Marcel Superstar
Le belge qui a tout osé
En 2003, un documentaire sur Marcel de Keukeleire, éditeur, producteur de musique et dénicheur de talent à Mouscron fait énormément parler de lui. Et pour cause, ce disquaire et ancien accordéoniste est à l’origine de succès interplanétaires comme Brasilia carnaval, La danse des canards et Born to be alive… Retour sur un film presque aussi mythique que son personnage principal, avec Olivier Monssens, le réalisateur du doc.

## Extrait de la source
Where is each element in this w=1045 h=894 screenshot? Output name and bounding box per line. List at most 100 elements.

## Liste des tâches
(a) Répondez à ces questions à partir du texte sur Marcel de Keukeleire :
(i) En quelle année le documentaire a-t-il fait énormément parler de lui ?
(ii) Dans quelle ville Marcel de Keukeleire était-il dénicheur de talent ?
(iii) Qui a réalisé ce documentaire ?
(b) Poursuivez le texte sur Marcel de Keukeleire à partir de sa dernière phrase.

## Exercices résolus
(a)
(i) En 2003.
(ii) À Mouscron.
(iii) Olivier Monssens.

(b)
Le scénario est né dans les années 90, lors d’une émission de radio comme l’explique Olivier : « J’avais fait une série d’été sur les coulisses, hauts en couleur, du show business belge de notoriété internationale. Chaque fois que je m’intéressais à l’un ou l’autre chanteur, un nom revenait dans la conversation: Marcel de Keukeleire. Je lui ai donc consacré une semaine entière.» Beaucoup plus tard, le journaliste, chroniqueur et homme de radio, ajoute une corde à son arc et se lance dans un documentaire. Il rencontre un producteur séduit d’emblée par le scénario de Marcel Superstar: « J’aime partir de quelque chose de très connu dans la mémoire collective et aller voir les coulisses. Là j’étais servi : j’avais 2 producteurs, Marcel de Keukeleire et Jean Van Loo qui, sans jamais quitter leur arrière-cuisine ont travaillé avec les plus grands. Plus j’avançais dans l’enquête plus j’étais touché par le côté extrêmement humain de ces personnages. » Les disques étaient pour la plupart enregistrés au studio Katy, le studio de Marc Aryan.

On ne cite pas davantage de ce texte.